- [Work to complete]: Write out the records verbatim, from the line containing "bag-icon <box>599 348 646 411</box>" through the line containing "bag-label <box>288 349 319 353</box>", both lines included.

* * *

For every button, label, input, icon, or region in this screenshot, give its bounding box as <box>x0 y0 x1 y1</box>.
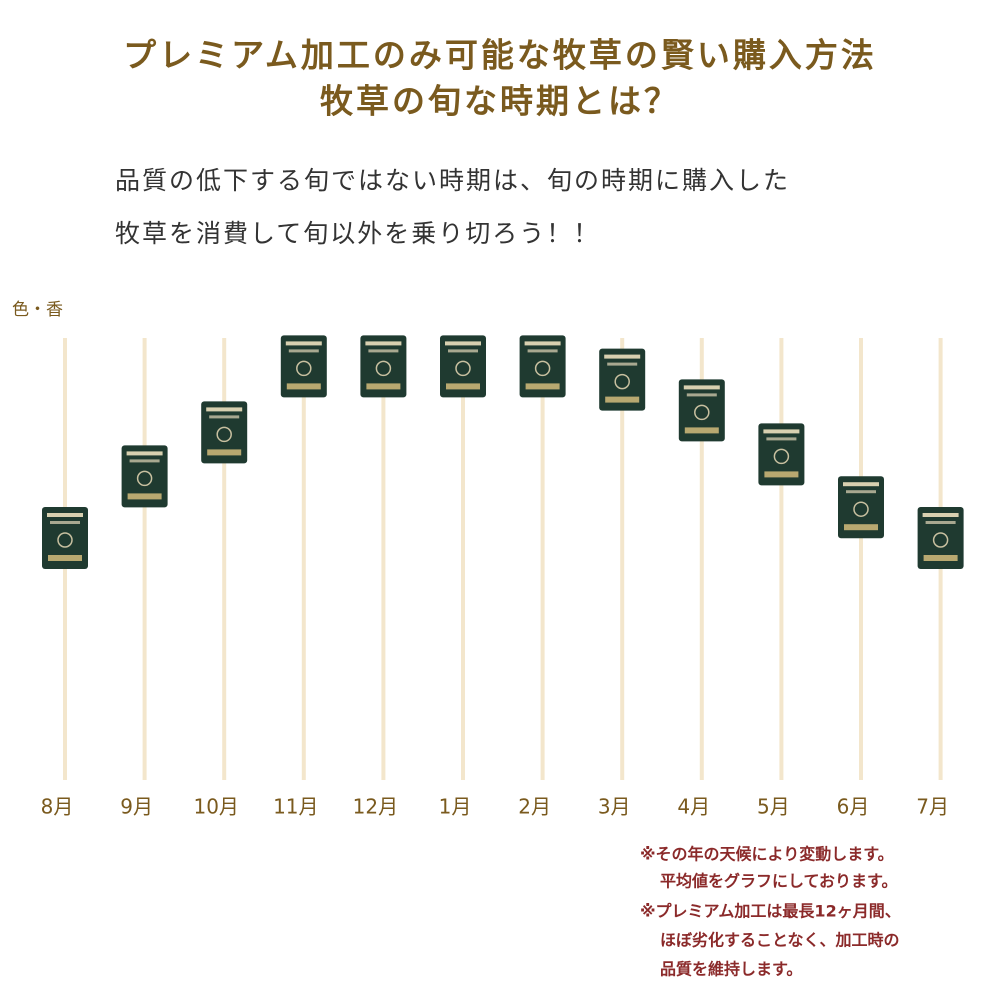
bag-icon <box>599 348 646 411</box>
bag-icon <box>42 507 88 569</box>
note: ※その年の天候により変動します。 <box>640 845 894 864</box>
bag-window <box>366 383 401 390</box>
bag-icon <box>360 335 407 398</box>
bag-icon <box>917 507 964 569</box>
bag-window <box>48 555 82 561</box>
x-tick-label: 11月 <box>273 795 318 819</box>
x-tick-label: 3月 <box>598 795 631 819</box>
bag-label <box>288 349 319 353</box>
bag-label <box>50 521 80 524</box>
bag-emblem <box>216 426 232 443</box>
bag-emblem <box>375 360 392 377</box>
bag-emblem <box>853 501 869 517</box>
bag-emblem <box>614 373 630 390</box>
bag-window <box>446 383 480 390</box>
bag-window <box>605 396 640 403</box>
bag-label <box>846 490 876 494</box>
bag-icon <box>440 335 486 398</box>
bag-label <box>448 349 478 353</box>
chart-title: プレミアム加工のみ可能な牧草の賢い購入方法 <box>123 36 877 75</box>
bag-emblem <box>932 532 949 548</box>
bag-icon <box>519 335 566 398</box>
bag-label <box>368 349 399 353</box>
note: 平均値をグラフにしております。 <box>660 872 897 891</box>
bag-icon <box>280 335 327 398</box>
bag-label <box>129 459 160 463</box>
x-tick-label: 10月 <box>193 795 238 819</box>
note: ※プレミアム加工は最長12ヶ月間、 <box>640 902 901 921</box>
bag-window <box>684 427 719 434</box>
bag-label <box>686 393 717 397</box>
x-tick-label: 5月 <box>757 795 790 819</box>
bag-emblem <box>136 470 153 487</box>
bag-label <box>47 513 83 517</box>
bag-emblem <box>534 360 551 377</box>
bag-label <box>766 437 797 441</box>
description: 牧草を消費して旬以外を乗り切ろう！！ <box>115 219 600 248</box>
bag-label <box>607 362 638 366</box>
x-tick-label: 9月 <box>120 795 153 819</box>
bag-window <box>923 555 958 561</box>
bag-emblem <box>57 532 73 548</box>
y-axis-label: 色・香 <box>12 300 63 320</box>
x-tick-label: 1月 <box>439 795 472 819</box>
bag-icon <box>678 379 725 442</box>
bag-emblem <box>296 360 312 377</box>
bag-window <box>844 524 878 531</box>
bag-label <box>209 415 240 419</box>
bag-label <box>683 385 720 390</box>
bag-label <box>925 521 956 524</box>
bag-emblem <box>455 360 471 377</box>
bag-emblem <box>694 404 710 421</box>
bag-window <box>286 383 321 390</box>
x-tick-label: 2月 <box>518 795 551 819</box>
bag-emblem <box>773 448 790 465</box>
bag-window <box>207 449 242 456</box>
description: 品質の低下する旬ではない時期は、旬の時期に購入した <box>115 166 790 195</box>
x-tick-label: 6月 <box>837 795 870 819</box>
x-tick-label: 7月 <box>916 795 949 819</box>
bag-label <box>527 349 558 353</box>
note: 品質を維持します。 <box>660 960 802 979</box>
bag-label <box>285 341 322 346</box>
x-tick-label: 4月 <box>677 795 710 819</box>
x-tick-label: 12月 <box>353 795 398 819</box>
bag-icon <box>201 401 248 464</box>
bag-label <box>843 482 879 487</box>
x-tick-label: 8月 <box>41 795 74 819</box>
bag-icon <box>758 423 805 486</box>
bag-label <box>445 341 481 346</box>
bag-label <box>524 341 561 346</box>
bag-label <box>206 407 243 412</box>
chart-title: 牧草の旬な時期とは？ <box>320 82 680 121</box>
bag-icon <box>838 476 884 539</box>
bag-label <box>126 451 163 456</box>
bag-window <box>764 471 799 478</box>
bag-label <box>763 429 800 434</box>
bag-window <box>525 383 560 390</box>
bag-label <box>365 341 402 346</box>
bag-icon <box>121 445 168 508</box>
note: ほぼ劣化することなく、加工時の <box>660 931 900 950</box>
bag-window <box>127 493 162 500</box>
bag-label <box>604 354 641 359</box>
bag-label <box>922 513 959 517</box>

* * *

- [Correct response]:
bag-icon <box>599 348 646 411</box>
bag-icon <box>42 507 88 569</box>
note: ※その年の天候により変動します。 <box>640 845 894 864</box>
bag-window <box>366 383 401 390</box>
bag-icon <box>360 335 407 398</box>
bag-icon <box>917 507 964 569</box>
bag-window <box>48 555 82 561</box>
x-tick-label: 11月 <box>273 795 318 819</box>
x-tick-label: 3月 <box>598 795 631 819</box>
bag-label <box>288 349 319 353</box>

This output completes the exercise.